Stored entries
---+---

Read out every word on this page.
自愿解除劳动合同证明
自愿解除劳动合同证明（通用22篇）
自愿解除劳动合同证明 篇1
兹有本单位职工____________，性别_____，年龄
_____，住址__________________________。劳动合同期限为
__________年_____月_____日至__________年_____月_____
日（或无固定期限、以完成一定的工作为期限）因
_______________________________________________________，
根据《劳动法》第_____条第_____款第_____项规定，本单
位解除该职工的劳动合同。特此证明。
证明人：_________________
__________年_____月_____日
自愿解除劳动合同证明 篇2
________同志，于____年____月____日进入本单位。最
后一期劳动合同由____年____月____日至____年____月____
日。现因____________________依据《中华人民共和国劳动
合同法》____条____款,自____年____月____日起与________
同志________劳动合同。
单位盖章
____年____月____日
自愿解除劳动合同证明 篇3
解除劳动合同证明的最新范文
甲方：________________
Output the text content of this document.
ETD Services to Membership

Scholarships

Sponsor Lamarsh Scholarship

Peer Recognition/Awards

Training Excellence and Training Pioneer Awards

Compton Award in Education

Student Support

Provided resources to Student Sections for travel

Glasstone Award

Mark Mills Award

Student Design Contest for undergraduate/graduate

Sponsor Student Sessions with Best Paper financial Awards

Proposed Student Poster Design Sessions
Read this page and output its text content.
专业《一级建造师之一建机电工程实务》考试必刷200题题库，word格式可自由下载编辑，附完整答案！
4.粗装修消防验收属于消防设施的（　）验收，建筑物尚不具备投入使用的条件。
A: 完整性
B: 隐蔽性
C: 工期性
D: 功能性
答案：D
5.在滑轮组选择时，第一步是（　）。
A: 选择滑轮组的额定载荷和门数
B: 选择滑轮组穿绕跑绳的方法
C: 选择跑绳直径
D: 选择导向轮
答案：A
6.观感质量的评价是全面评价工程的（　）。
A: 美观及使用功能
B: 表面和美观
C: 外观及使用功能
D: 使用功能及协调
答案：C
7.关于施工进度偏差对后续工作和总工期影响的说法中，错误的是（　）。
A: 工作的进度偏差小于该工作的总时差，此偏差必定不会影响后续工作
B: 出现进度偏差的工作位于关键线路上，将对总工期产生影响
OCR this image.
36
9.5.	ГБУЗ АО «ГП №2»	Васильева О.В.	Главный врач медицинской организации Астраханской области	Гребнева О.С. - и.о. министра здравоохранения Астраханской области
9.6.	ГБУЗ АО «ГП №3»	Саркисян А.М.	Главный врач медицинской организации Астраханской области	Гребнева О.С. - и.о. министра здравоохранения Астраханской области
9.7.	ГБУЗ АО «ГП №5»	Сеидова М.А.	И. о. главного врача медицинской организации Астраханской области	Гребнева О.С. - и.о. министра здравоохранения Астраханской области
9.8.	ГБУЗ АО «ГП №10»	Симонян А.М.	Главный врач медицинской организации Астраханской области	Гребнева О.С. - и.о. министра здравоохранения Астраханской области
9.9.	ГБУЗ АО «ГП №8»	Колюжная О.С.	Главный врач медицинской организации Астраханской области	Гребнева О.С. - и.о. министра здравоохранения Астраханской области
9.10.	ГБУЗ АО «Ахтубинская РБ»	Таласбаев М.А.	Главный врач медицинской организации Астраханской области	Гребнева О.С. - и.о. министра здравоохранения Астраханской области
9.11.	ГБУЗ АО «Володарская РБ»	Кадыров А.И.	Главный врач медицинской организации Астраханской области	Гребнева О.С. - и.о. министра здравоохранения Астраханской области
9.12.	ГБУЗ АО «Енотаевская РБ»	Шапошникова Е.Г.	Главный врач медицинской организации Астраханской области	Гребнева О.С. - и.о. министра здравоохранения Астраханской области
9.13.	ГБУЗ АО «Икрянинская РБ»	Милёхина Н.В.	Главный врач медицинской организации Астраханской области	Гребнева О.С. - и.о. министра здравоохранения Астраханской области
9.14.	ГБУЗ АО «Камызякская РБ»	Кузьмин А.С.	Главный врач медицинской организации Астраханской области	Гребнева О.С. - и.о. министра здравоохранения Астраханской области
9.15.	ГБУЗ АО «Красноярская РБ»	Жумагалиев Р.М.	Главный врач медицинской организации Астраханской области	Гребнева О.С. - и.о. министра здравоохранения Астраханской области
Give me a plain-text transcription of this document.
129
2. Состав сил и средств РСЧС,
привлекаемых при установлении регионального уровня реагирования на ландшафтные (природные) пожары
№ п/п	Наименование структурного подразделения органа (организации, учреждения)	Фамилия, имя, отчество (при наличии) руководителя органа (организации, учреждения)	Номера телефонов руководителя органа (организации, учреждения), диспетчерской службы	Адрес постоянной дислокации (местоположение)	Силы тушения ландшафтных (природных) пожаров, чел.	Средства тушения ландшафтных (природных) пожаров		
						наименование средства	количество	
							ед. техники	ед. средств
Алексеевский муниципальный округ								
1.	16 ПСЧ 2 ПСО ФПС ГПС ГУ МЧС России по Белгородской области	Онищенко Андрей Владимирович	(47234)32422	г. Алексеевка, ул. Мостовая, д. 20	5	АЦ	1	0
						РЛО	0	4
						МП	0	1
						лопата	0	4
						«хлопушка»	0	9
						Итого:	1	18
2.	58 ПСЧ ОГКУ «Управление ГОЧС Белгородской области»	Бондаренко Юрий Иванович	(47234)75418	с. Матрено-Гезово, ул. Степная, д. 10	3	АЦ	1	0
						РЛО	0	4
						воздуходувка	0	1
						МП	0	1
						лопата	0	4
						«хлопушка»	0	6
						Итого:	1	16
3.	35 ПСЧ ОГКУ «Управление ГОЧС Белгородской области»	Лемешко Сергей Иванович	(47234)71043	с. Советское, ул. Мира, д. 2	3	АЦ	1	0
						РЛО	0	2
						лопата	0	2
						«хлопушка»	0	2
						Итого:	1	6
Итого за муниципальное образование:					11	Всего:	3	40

---+---

Given request
Report how many lines in these entries contain "Student". Answer with the number only.

Solution to the exercise
5